▸ Given task
Without further comment, state how many lines in the listing below contain the word "text".

Recorded data:

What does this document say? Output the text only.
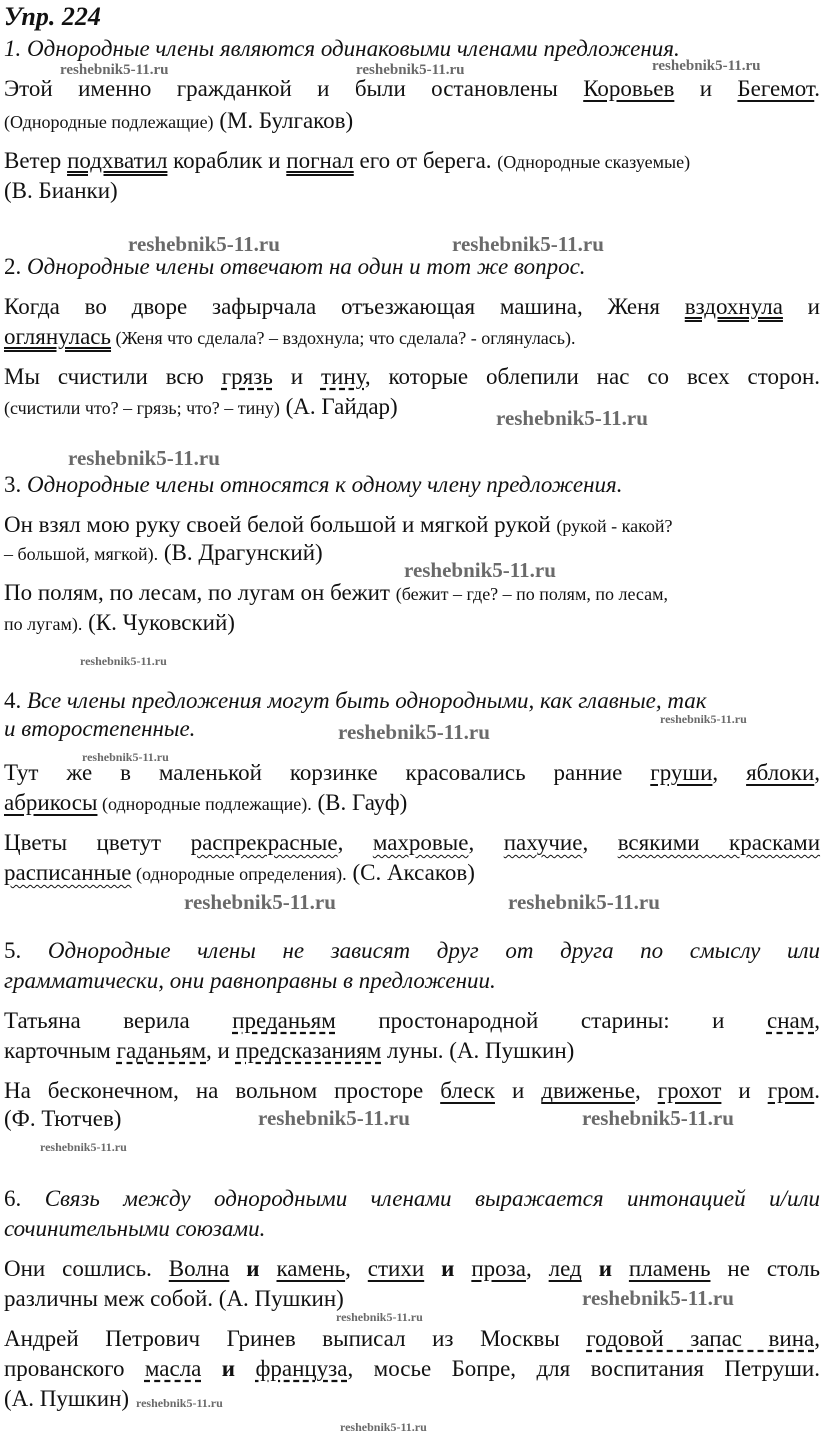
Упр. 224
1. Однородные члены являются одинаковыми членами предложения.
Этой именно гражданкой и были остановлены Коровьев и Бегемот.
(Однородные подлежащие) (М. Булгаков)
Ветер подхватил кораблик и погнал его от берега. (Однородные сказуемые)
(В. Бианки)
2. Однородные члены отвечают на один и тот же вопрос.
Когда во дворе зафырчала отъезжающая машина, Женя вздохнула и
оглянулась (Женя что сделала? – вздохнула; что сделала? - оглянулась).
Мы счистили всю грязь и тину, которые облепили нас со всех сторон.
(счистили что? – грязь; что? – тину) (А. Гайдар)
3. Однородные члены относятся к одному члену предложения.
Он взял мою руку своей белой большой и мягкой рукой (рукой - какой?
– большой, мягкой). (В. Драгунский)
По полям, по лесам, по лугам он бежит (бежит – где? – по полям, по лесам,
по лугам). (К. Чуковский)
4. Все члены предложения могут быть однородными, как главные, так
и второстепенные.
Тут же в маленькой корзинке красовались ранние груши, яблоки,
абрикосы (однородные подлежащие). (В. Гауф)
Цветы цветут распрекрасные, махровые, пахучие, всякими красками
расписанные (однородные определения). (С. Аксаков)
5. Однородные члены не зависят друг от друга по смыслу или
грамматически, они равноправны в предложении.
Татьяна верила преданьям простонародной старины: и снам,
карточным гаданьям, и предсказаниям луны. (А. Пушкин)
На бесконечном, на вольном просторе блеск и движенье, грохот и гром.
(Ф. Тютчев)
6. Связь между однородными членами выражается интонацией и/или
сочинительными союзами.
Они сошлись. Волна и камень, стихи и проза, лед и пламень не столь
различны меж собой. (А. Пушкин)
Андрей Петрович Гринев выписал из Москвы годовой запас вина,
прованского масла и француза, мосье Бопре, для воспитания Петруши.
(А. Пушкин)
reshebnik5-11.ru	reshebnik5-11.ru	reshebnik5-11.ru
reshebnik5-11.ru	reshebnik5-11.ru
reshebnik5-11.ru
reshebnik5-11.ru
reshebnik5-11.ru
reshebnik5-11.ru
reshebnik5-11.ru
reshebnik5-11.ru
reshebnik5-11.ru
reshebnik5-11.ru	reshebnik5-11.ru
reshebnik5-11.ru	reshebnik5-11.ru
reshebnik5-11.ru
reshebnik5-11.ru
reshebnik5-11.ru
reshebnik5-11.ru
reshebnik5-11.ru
---
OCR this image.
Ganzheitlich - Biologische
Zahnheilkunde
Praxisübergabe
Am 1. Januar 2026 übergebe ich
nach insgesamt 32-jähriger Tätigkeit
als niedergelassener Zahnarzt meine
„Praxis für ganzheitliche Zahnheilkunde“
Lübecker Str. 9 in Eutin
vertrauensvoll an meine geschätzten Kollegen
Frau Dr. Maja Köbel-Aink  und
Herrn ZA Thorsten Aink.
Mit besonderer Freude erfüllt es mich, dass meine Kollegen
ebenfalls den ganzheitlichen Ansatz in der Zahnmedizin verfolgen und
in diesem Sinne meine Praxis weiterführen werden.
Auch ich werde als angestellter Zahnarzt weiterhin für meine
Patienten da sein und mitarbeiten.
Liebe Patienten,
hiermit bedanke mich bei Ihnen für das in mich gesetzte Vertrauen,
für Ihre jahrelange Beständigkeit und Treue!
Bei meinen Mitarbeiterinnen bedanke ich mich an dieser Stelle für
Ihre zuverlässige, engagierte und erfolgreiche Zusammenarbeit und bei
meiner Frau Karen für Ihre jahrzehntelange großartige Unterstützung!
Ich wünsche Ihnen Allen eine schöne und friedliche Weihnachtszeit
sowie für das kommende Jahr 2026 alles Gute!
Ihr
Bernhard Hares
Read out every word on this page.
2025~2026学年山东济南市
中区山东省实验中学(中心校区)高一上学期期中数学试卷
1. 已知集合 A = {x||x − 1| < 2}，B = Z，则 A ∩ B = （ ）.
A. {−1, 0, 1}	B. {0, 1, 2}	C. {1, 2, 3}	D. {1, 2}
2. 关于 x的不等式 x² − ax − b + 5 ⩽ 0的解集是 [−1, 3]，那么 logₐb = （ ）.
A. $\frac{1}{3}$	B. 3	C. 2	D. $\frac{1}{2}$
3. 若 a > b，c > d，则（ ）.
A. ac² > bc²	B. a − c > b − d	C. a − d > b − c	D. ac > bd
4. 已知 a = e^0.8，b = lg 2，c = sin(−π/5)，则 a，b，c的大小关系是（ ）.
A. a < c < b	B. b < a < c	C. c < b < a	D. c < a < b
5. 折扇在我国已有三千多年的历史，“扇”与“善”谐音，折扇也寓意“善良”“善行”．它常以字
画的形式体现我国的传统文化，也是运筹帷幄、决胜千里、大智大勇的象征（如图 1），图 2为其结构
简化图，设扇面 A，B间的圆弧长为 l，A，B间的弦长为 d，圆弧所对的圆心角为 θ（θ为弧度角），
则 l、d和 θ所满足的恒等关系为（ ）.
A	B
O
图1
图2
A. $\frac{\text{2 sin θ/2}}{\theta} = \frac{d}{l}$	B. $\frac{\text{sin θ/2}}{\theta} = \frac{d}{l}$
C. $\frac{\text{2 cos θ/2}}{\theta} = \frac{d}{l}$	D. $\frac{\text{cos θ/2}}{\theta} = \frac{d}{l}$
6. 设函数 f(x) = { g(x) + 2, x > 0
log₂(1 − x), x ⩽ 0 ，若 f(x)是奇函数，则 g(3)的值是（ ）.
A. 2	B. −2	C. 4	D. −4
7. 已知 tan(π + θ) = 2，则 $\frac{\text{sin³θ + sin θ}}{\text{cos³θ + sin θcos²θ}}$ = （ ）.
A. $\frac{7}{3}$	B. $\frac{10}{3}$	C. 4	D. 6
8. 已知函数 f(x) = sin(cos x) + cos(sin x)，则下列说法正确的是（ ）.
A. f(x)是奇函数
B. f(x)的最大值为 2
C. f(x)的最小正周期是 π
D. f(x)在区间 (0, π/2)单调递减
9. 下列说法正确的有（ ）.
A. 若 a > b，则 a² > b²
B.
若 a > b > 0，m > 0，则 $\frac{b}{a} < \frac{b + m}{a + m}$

▸ Answer to the task
4